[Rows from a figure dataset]
-- Start --
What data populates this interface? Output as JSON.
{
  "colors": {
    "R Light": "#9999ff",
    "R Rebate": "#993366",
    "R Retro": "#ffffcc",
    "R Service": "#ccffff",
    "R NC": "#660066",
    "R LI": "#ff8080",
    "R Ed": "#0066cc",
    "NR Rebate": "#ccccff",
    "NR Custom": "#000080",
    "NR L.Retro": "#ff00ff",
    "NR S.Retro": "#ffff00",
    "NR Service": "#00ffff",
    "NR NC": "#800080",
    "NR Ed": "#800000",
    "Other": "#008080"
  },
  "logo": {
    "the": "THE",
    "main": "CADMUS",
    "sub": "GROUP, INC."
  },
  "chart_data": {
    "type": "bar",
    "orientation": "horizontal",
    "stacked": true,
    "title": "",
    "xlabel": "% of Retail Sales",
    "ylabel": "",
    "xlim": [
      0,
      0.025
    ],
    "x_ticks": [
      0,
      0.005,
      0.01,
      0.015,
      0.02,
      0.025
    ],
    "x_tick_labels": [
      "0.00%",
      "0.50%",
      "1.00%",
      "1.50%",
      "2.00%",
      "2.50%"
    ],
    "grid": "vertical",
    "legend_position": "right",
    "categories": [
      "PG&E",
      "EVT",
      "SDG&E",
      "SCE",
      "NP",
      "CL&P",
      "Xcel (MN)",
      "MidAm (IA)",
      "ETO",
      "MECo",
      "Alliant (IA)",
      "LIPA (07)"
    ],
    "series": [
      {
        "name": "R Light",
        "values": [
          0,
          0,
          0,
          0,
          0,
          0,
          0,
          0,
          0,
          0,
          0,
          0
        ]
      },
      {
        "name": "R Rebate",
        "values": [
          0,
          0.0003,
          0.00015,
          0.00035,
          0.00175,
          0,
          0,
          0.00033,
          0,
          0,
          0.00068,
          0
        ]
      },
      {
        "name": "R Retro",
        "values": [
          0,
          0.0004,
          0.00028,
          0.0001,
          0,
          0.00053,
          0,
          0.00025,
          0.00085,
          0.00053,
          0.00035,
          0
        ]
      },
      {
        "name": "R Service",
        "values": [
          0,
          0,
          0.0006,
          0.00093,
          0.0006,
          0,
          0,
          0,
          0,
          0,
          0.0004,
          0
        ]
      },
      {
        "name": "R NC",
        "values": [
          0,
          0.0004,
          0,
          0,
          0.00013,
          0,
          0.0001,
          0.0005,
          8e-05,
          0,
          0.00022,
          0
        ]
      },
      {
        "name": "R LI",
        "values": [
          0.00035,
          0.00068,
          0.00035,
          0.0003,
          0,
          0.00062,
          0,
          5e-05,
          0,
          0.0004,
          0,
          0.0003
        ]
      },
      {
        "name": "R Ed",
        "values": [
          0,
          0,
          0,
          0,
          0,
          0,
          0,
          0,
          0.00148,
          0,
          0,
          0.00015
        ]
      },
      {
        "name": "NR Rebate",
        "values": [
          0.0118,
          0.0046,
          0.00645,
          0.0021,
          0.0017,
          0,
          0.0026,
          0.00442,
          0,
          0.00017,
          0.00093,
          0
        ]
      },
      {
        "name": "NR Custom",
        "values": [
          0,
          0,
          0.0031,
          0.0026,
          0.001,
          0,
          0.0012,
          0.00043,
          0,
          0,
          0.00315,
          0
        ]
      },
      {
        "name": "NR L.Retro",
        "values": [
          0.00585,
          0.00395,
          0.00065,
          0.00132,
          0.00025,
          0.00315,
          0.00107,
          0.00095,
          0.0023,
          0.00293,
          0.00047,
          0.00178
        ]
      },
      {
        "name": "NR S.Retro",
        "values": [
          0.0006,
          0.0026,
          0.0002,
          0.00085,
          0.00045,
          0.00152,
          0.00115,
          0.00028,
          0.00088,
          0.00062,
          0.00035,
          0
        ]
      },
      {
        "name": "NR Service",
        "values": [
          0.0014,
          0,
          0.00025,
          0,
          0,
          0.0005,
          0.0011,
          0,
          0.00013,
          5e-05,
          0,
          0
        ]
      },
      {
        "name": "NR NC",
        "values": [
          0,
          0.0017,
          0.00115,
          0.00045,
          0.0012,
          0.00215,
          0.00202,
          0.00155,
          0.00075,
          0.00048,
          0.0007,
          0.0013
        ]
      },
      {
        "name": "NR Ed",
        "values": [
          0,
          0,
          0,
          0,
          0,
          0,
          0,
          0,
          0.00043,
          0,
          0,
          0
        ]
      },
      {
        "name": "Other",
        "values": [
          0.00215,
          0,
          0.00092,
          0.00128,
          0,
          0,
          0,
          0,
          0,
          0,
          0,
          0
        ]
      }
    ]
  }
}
-- End --
Track down every line of the material containing the string "Rebate", and copy it.

    "R Rebate": "#993366",
    "NR Rebate": "#ccccff",
        "name": "R Rebate",
        "name": "NR Rebate",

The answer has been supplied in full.